▼▼▼
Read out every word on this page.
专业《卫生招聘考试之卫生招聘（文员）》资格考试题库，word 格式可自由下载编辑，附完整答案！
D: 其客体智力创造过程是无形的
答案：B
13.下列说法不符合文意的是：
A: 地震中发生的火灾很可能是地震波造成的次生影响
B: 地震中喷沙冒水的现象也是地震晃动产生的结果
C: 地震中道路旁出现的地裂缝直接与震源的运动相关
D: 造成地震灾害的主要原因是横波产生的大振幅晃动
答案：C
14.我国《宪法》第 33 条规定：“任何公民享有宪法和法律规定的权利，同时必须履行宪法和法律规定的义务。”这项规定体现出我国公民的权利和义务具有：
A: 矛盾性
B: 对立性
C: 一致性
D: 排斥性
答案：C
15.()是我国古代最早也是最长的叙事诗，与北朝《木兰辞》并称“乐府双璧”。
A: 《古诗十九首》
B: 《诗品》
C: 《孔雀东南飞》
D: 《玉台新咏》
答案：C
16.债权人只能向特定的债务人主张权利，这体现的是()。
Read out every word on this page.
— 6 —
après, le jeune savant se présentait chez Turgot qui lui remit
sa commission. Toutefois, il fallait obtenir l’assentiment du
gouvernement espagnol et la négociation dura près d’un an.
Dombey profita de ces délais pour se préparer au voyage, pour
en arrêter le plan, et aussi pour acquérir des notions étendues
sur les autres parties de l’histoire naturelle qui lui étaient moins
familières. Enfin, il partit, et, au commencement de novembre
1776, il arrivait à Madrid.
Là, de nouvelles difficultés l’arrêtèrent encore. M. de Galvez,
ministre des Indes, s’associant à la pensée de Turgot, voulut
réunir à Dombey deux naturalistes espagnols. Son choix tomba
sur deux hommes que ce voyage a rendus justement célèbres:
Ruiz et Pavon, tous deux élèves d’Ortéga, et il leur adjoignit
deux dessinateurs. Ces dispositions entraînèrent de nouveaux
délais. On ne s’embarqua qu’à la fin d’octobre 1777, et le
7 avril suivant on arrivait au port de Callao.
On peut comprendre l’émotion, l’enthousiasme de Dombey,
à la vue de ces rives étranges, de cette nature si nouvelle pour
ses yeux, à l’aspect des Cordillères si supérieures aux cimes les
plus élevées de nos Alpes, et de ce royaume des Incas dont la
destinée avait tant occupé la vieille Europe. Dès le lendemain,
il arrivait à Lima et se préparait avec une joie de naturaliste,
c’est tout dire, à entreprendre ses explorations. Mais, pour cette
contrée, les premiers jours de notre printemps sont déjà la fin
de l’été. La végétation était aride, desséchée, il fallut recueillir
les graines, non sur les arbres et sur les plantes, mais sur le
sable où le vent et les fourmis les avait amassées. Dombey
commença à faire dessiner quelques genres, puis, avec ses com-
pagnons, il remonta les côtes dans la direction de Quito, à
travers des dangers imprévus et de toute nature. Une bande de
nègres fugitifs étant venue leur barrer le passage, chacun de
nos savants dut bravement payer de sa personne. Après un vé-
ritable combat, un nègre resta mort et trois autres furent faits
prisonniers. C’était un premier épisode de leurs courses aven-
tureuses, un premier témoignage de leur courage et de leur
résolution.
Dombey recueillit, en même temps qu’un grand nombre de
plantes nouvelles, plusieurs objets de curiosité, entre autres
▲▲▲
__THE REQUEST__. Write out every entry verbatim.

__TASK RESULT__.
Read out every word on this page.
专业《卫生招聘考试之卫生招聘（文员）》资格考试题库，word 格式可自由下载编辑，附完整答案！
D: 其客体智力创造过程是无形的
答案：B
13.下列说法不符合文意的是：
A: 地震中发生的火灾很可能是地震波造成的次生影响
B: 地震中喷沙冒水的现象也是地震晃动产生的结果
C: 地震中道路旁出现的地裂缝直接与震源的运动相关
D: 造成地震灾害的主要原因是横波产生的大振幅晃动
答案：C
14.我国《宪法》第 33 条规定：“任何公民享有宪法和法律规定的权利，同时必须履行宪法和法律规定的义务。”这项规定体现出我国公民的权利和义务具有：
A: 矛盾性
B: 对立性
C: 一致性
D: 排斥性
答案：C
15.()是我国古代最早也是最长的叙事诗，与北朝《木兰辞》并称“乐府双璧”。
A: 《古诗十九首》
B: 《诗品》
C: 《孔雀东南飞》
D: 《玉台新咏》
答案：C
16.债权人只能向特定的债务人主张权利，这体现的是()。
Read out every word on this page.
— 6 —
après, le jeune savant se présentait chez Turgot qui lui remit
sa commission. Toutefois, il fallait obtenir l’assentiment du
gouvernement espagnol et la négociation dura près d’un an.
Dombey profita de ces délais pour se préparer au voyage, pour
en arrêter le plan, et aussi pour acquérir des notions étendues
sur les autres parties de l’histoire naturelle qui lui étaient moins
familières. Enfin, il partit, et, au commencement de novembre
1776, il arrivait à Madrid.
Là, de nouvelles difficultés l’arrêtèrent encore. M. de Galvez,
ministre des Indes, s’associant à la pensée de Turgot, voulut
réunir à Dombey deux naturalistes espagnols. Son choix tomba
sur deux hommes que ce voyage a rendus justement célèbres:
Ruiz et Pavon, tous deux élèves d’Ortéga, et il leur adjoignit
deux dessinateurs. Ces dispositions entraînèrent de nouveaux
délais. On ne s’embarqua qu’à la fin d’octobre 1777, et le
7 avril suivant on arrivait au port de Callao.
On peut comprendre l’émotion, l’enthousiasme de Dombey,
à la vue de ces rives étranges, de cette nature si nouvelle pour
ses yeux, à l’aspect des Cordillères si supérieures aux cimes les
plus élevées de nos Alpes, et de ce royaume des Incas dont la
destinée avait tant occupé la vieille Europe. Dès le lendemain,
il arrivait à Lima et se préparait avec une joie de naturaliste,
c’est tout dire, à entreprendre ses explorations. Mais, pour cette
contrée, les premiers jours de notre printemps sont déjà la fin
de l’été. La végétation était aride, desséchée, il fallut recueillir
les graines, non sur les arbres et sur les plantes, mais sur le
sable où le vent et les fourmis les avait amassées. Dombey
commença à faire dessiner quelques genres, puis, avec ses com-
pagnons, il remonta les côtes dans la direction de Quito, à
travers des dangers imprévus et de toute nature. Une bande de
nègres fugitifs étant venue leur barrer le passage, chacun de
nos savants dut bravement payer de sa personne. Après un vé-
ritable combat, un nègre resta mort et trois autres furent faits
prisonniers. C’était un premier épisode de leurs courses aven-
tureuses, un premier témoignage de leur courage et de leur
résolution.
Dombey recueillit, en même temps qu’un grand nombre de
plantes nouvelles, plusieurs objets de curiosité, entre autres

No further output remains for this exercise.